Stored entries
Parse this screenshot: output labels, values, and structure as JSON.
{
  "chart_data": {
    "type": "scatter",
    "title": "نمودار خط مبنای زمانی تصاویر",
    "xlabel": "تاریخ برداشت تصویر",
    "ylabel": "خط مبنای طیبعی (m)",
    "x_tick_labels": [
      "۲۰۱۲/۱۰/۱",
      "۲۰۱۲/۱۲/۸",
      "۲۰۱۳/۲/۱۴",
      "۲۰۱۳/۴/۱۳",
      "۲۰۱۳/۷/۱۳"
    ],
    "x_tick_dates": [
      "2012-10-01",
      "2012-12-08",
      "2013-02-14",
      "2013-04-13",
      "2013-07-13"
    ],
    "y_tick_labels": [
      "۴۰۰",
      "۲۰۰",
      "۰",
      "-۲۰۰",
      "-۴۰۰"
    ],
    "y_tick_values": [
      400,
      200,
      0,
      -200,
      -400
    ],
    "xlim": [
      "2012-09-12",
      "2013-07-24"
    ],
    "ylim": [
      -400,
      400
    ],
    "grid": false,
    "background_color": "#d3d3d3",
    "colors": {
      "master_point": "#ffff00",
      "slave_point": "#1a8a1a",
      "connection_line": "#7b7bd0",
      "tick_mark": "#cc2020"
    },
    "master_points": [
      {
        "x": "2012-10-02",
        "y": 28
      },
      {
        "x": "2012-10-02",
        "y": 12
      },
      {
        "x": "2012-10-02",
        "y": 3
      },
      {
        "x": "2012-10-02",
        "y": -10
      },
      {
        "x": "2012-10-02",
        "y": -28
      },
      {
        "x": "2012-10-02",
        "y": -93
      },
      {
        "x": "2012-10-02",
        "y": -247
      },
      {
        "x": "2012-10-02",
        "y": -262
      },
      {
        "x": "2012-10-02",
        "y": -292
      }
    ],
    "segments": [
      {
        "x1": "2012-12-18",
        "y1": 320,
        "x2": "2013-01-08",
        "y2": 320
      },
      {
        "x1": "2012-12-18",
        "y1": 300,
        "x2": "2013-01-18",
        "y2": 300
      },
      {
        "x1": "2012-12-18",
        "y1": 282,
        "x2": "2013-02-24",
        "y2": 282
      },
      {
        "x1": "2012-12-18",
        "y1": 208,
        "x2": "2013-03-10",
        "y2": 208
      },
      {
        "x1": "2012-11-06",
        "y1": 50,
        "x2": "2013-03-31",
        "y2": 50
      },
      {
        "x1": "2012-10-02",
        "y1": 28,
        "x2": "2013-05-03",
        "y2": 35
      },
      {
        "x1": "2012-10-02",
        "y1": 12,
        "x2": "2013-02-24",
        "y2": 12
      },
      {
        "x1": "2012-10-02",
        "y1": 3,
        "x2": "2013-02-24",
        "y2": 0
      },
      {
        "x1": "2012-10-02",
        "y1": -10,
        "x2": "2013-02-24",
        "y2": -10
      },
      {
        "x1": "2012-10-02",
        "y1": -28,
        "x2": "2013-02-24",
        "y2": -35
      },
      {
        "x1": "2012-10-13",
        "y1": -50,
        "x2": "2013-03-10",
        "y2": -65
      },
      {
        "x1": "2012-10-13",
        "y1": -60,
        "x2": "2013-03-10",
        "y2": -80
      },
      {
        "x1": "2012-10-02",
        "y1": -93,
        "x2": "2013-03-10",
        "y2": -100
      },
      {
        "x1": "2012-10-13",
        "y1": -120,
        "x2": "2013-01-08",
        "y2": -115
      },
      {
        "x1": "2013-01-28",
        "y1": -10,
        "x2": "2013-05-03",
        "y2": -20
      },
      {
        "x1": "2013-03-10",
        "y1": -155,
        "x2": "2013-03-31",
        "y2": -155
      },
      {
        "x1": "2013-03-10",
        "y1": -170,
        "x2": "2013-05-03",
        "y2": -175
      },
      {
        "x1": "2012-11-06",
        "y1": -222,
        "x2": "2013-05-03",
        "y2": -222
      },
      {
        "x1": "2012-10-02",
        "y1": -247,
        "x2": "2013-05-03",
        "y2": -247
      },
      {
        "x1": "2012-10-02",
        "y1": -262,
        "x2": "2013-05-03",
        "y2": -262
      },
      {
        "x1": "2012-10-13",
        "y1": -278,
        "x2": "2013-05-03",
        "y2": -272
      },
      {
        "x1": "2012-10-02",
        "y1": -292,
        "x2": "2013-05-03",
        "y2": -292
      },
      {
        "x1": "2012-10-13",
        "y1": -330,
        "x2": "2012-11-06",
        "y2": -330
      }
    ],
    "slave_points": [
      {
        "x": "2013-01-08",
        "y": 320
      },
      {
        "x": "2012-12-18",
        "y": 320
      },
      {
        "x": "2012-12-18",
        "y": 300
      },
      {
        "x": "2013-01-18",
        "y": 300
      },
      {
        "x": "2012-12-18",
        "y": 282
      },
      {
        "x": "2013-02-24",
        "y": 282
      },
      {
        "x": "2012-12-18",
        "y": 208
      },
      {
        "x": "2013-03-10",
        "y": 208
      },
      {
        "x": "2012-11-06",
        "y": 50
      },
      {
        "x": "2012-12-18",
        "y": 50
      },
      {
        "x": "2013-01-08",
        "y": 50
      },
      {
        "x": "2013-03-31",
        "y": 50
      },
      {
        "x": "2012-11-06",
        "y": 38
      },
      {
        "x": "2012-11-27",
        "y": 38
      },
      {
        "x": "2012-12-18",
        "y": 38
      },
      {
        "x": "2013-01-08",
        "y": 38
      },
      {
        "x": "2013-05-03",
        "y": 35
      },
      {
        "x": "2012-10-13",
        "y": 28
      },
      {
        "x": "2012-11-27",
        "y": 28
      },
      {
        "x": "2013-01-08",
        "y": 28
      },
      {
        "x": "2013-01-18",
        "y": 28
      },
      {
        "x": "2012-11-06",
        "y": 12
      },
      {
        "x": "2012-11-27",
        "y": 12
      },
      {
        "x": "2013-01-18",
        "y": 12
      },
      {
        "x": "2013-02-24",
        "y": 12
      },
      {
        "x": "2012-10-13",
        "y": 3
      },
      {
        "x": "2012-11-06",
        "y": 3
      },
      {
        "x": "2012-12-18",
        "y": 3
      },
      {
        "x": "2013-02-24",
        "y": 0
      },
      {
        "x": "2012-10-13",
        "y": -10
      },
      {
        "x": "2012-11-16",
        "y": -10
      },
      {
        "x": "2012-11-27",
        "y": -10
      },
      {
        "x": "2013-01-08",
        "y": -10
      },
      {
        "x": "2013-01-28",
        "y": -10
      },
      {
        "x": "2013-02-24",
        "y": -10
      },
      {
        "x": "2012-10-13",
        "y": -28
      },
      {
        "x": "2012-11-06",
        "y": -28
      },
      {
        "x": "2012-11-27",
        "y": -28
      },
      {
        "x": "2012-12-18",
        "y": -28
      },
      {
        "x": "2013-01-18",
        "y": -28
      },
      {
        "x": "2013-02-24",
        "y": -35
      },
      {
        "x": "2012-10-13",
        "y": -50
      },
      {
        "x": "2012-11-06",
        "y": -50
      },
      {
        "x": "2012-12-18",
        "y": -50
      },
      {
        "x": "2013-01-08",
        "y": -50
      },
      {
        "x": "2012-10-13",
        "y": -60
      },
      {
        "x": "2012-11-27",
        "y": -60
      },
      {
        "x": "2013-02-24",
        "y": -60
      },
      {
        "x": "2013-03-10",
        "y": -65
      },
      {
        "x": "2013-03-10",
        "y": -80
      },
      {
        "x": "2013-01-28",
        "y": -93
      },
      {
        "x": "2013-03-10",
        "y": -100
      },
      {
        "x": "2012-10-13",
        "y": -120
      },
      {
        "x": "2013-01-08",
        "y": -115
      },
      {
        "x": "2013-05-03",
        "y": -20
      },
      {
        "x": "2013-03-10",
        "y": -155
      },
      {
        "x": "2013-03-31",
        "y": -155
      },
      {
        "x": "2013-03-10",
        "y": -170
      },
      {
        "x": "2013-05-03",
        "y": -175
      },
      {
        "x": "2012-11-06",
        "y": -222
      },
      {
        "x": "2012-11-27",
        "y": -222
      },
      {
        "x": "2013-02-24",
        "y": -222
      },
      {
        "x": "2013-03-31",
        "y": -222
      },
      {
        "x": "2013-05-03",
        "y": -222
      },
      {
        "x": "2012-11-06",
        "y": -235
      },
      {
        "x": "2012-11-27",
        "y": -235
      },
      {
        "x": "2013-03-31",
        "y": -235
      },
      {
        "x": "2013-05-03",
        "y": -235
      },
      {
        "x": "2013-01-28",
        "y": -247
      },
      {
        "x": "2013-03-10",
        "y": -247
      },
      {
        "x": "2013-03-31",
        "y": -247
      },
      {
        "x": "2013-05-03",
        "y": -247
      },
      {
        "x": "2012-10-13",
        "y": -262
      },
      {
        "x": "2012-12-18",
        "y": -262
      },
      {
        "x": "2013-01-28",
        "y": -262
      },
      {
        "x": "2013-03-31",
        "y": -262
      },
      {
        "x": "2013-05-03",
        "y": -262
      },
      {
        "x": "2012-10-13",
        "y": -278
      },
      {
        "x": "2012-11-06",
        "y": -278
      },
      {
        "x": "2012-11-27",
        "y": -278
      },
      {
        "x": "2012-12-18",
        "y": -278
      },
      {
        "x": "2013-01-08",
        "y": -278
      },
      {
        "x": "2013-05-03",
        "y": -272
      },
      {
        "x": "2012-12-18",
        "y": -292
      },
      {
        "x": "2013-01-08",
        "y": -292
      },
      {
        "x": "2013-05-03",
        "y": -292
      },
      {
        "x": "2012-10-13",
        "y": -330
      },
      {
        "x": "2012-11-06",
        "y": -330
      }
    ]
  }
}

▶ PROBLEM REQUIREMENTS:
In the listing above, locate each line with "مبنای" and copy it.

▶ RIGHT ANSWER:
    "title": "نمودار خط مبنای زمانی تصاویر",
    "ylabel": "خط مبنای طیبعی (m)",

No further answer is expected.